==== INPUT FOR THIS TASK

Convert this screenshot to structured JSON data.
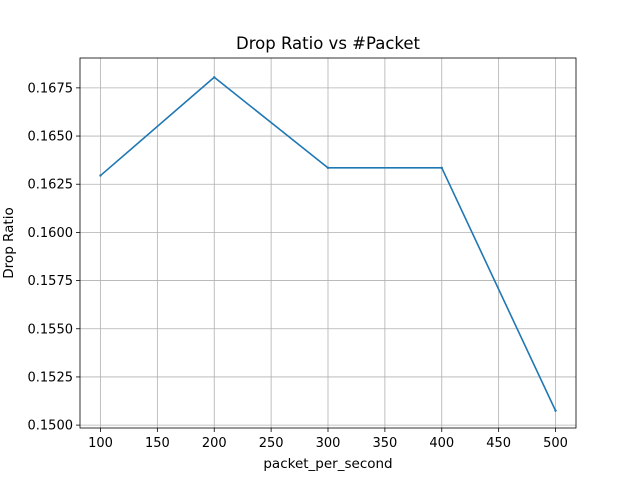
{
  "chart_data": {
    "type": "line",
    "title": "Drop Ratio vs #Packet",
    "xlabel": "packet_per_second",
    "ylabel": "Drop Ratio",
    "x": [
      100,
      200,
      300,
      400,
      500
    ],
    "series": [
      {
        "values": [
          0.16295,
          0.16805,
          0.16335,
          0.16335,
          0.15075
        ],
        "color": "#1f77b4"
      }
    ],
    "xlim": [
      82,
      518
    ],
    "ylim": [
      0.14985,
      0.16905
    ],
    "xticks": [
      100,
      150,
      200,
      250,
      300,
      350,
      400,
      450,
      500
    ],
    "xtick_labels": [
      "100",
      "150",
      "200",
      "250",
      "300",
      "350",
      "400",
      "450",
      "500"
    ],
    "yticks": [
      0.15,
      0.1525,
      0.155,
      0.1575,
      0.16,
      0.1625,
      0.165,
      0.1675
    ],
    "ytick_labels": [
      "0.1500",
      "0.1525",
      "0.1550",
      "0.1575",
      "0.1600",
      "0.1625",
      "0.1650",
      "0.1675"
    ],
    "grid": true,
    "legend": "none"
  }
}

========

Identify each line holding the string "Drop", and copy it out.

REPLY TO THE EXERCISE:
    "title": "Drop Ratio vs #Packet",
    "ylabel": "Drop Ratio",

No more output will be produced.